Set out every line bearing the string "icon".

→ Dataset excerpts:
◇ ◇ ◇ ◇

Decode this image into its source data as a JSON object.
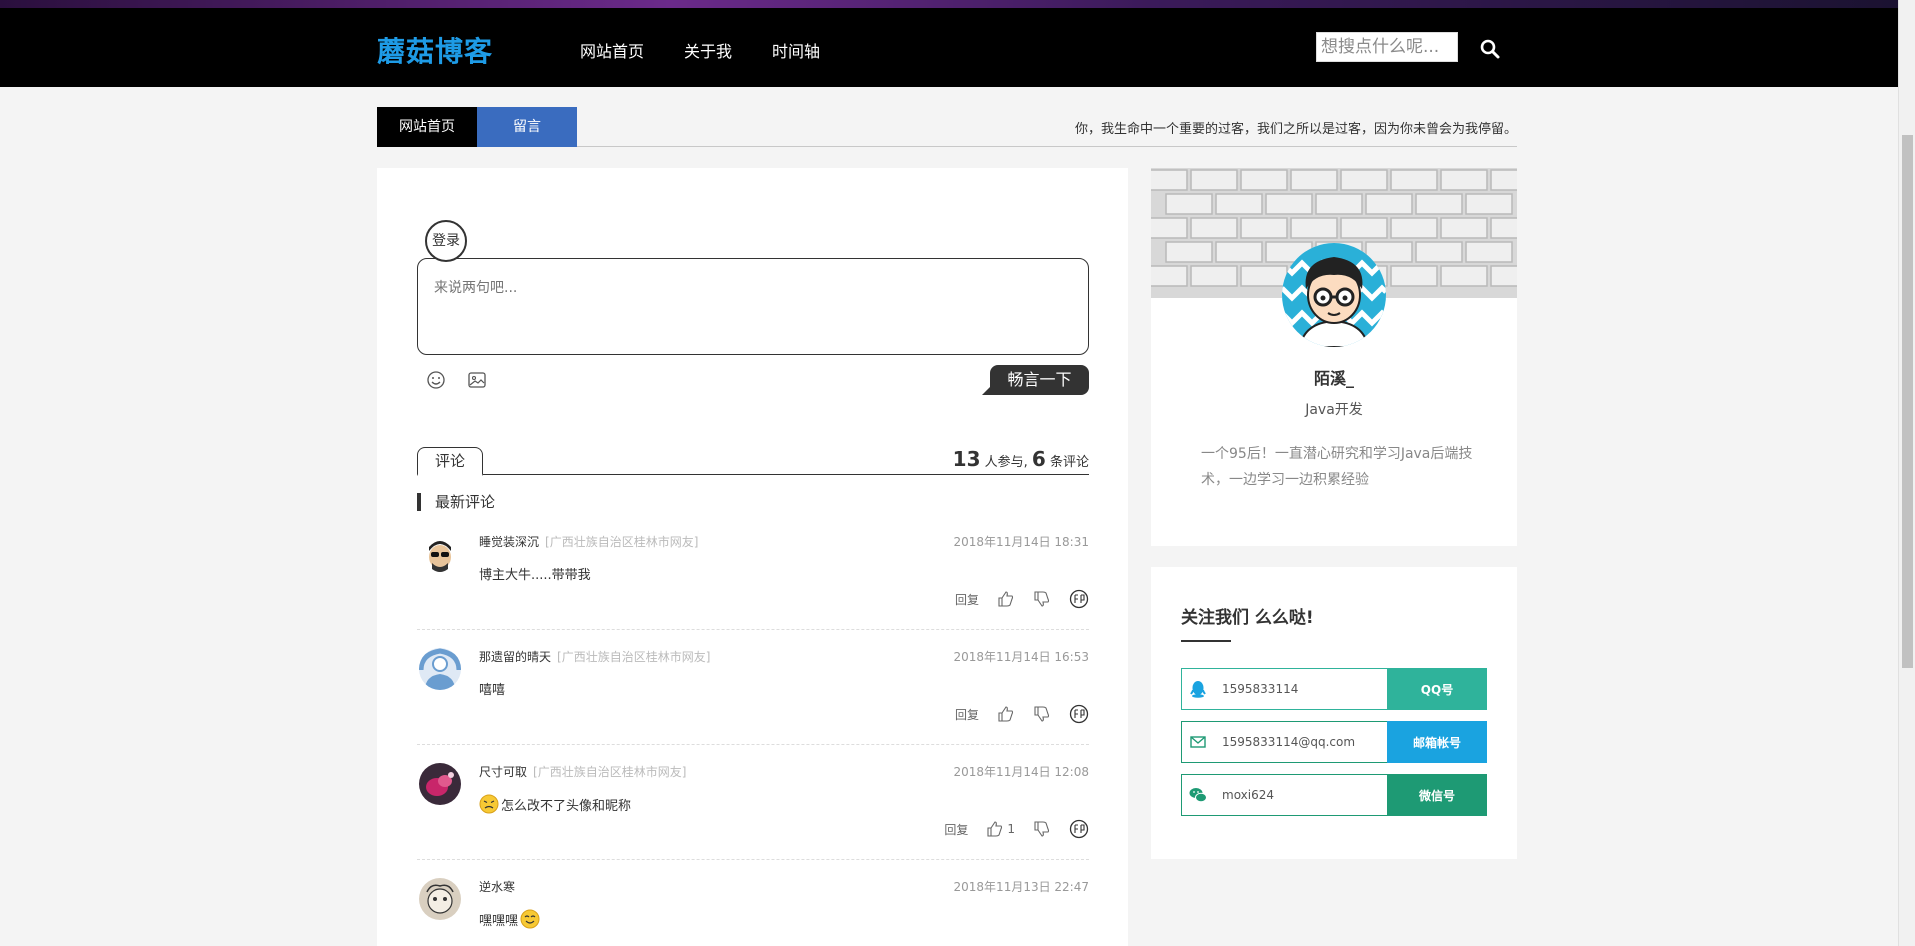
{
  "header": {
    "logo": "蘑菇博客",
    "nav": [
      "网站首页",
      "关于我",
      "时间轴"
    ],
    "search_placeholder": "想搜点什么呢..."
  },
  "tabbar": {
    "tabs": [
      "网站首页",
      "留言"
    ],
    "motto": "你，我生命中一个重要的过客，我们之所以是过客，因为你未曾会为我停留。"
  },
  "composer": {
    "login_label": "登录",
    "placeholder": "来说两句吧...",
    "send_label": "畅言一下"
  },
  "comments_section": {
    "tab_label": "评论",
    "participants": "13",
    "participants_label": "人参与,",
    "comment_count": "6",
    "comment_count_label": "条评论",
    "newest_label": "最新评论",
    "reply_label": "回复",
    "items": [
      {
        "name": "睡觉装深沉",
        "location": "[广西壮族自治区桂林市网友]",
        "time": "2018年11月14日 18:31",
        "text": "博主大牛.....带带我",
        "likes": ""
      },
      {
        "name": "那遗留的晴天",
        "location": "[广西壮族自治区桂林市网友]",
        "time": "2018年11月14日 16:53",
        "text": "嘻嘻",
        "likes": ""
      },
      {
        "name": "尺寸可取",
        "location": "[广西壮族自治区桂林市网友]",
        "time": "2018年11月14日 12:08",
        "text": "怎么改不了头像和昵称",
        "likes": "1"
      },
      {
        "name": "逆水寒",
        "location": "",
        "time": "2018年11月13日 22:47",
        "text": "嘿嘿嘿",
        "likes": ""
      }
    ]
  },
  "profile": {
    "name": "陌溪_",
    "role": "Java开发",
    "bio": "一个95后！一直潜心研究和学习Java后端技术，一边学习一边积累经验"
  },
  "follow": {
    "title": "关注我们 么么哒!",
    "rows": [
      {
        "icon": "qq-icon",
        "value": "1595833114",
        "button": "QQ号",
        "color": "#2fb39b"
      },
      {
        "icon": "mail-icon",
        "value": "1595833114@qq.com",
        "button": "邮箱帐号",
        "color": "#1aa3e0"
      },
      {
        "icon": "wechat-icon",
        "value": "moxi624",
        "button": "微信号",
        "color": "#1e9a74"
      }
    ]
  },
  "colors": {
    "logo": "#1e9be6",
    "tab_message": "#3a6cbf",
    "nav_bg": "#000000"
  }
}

◇ ◇ ◇ ◇

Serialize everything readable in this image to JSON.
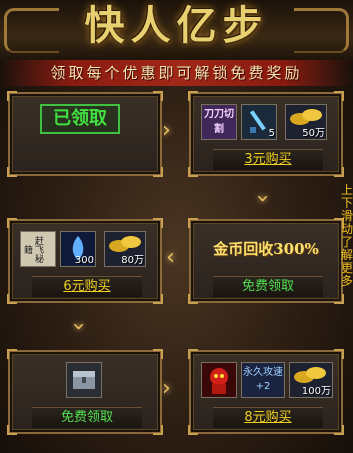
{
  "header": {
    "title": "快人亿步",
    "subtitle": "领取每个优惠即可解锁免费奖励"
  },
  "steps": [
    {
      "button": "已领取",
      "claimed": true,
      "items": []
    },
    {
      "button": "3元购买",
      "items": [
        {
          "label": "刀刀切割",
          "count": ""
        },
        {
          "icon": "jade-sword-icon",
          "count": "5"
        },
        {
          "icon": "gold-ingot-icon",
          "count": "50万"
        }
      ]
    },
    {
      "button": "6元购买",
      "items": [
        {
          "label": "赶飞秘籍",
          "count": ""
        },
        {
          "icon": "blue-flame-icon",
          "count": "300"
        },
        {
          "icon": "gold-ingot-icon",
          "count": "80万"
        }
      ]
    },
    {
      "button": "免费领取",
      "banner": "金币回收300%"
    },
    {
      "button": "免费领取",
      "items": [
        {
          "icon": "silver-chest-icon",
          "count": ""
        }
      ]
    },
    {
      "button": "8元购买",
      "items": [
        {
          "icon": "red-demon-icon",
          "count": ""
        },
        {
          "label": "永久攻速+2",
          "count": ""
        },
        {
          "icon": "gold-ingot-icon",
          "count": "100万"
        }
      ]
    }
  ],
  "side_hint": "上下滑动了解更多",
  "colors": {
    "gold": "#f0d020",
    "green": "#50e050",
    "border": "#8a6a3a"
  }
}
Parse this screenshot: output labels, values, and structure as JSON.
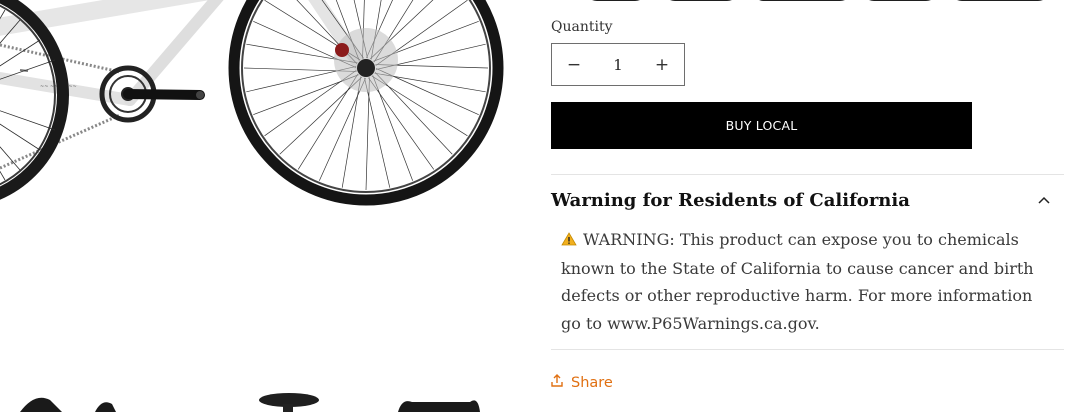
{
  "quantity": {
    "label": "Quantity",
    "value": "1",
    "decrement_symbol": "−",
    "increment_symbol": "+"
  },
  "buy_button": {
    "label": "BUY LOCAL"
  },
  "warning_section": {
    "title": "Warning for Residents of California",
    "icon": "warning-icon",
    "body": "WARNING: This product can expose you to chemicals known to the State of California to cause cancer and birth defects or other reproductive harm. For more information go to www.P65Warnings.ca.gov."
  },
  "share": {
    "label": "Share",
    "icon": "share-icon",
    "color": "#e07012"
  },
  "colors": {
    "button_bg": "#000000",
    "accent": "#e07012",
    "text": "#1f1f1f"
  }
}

◇ ◇ ◇ ◇

→ THE SOLUTION:
        "icon": "qq-icon",
        "icon": "mail-icon",
        "icon": "wechat-icon",
          "icon": "jade-sword-icon",
          "icon": "gold-ingot-icon",
          "icon": "blue-flame-icon",
          "icon": "gold-ingot-icon",
          "icon": "silver-chest-icon",
          "icon": "red-demon-icon",
          "icon": "gold-ingot-icon",
    "icon": "warning-icon",
    "icon": "share-icon",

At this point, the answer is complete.